**SUPPLIED TEXT**
Decent book on Vikings
By sbv17
So far I've found it difficult to finding interesting topical well written books for this period. This one isn't bad but it is still a tad dry. It is not a thrilling narrative non-fiction work. It doesn't bring shows like the Vikings to life. But some of its discussions are reasonable.
1 of 1 people found the following review helpful.
Separating Exciting Myth From Humdrum Reality
By Bill Slocum
What were the Vikings, where were they from, and when was their age of dominance over northern Europe?
P. H. Sawyer doesn't so much answer these questions in 1982's "Kings And Vikings" as make clear what we know versus what some have theorized, rather liberally, it seems, in Dr. Sawyer's view. This may engage those who have studied Vikings already but will confuse and distance those reading this as their doorway into the Viking world.
The title of the book, along with a quote from St. Augustine's "City Of God," asking "what are kingdoms but fair thievish purchases?" suggests an effort to point to the Vikings' eventual legitimization, a byproduct of their conquests in Russia, France, and the British Isles. But after a brief, neat introduction that presents this idea, the book goes into Sawyer's real concern, which is separating cold hard fact from myth. There is much of the latter and very little of the former, in his view.

**SOURCE MATERIAL**

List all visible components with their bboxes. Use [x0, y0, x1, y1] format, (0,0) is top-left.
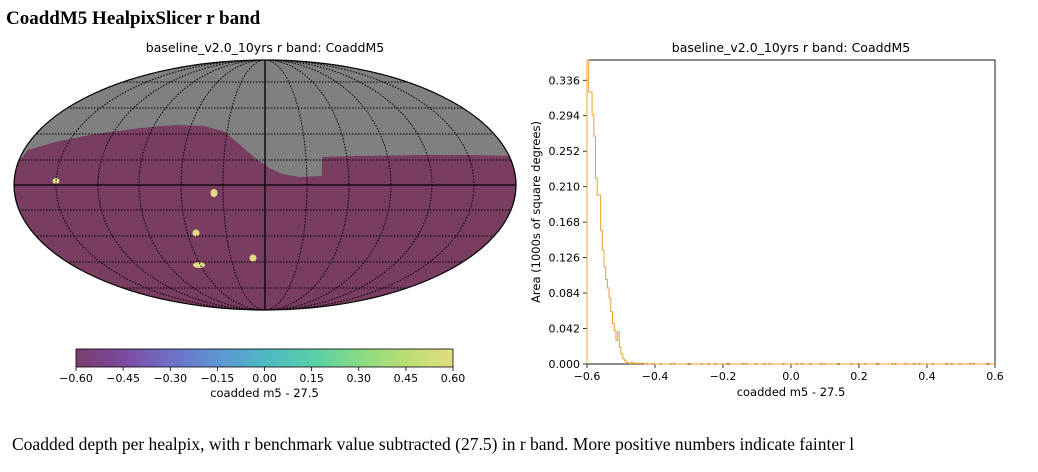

**WHAT TO WORK ON**
1 > Duplicate the passage of the Viking book reviews from "1 of 1 people" to "the Viking world.".
2 > Summarize the Viking book reviews in two sentences.
3 > List every region that the Viking book reviews name as a site of Viking conquests.
The material originates from a separate source.

**EXPECTED ANSWERS**
1 >
1 of 1 people found the following review helpful.
Separating Exciting Myth From Humdrum Reality
By Bill Slocum
What were the Vikings, where were they from, and when was their age of dominance over northern Europe?
P. H. Sawyer doesn't so much answer these questions in 1982's "Kings And Vikings" as make clear what we know versus what some have theorized, rather liberally, it seems, in Dr. Sawyer's view. This may engage those who have studied Vikings already but will confuse and distance those reading this as their doorway into the Viking world.

2 > The first review calls the book decent but somewhat dry, noting that it is not a thrilling narrative and does not bring shows like the Vikings to life, though some of its discussions are reasonable. The second review says that P. H. Sawyer's 1982 "Kings And Vikings" does less to answer basic questions about the Vikings than to separate what is known from what has been theorized, an approach that may engage readers already familiar with Vikings but confuse newcomers.

3 > Russia, France, the British Isles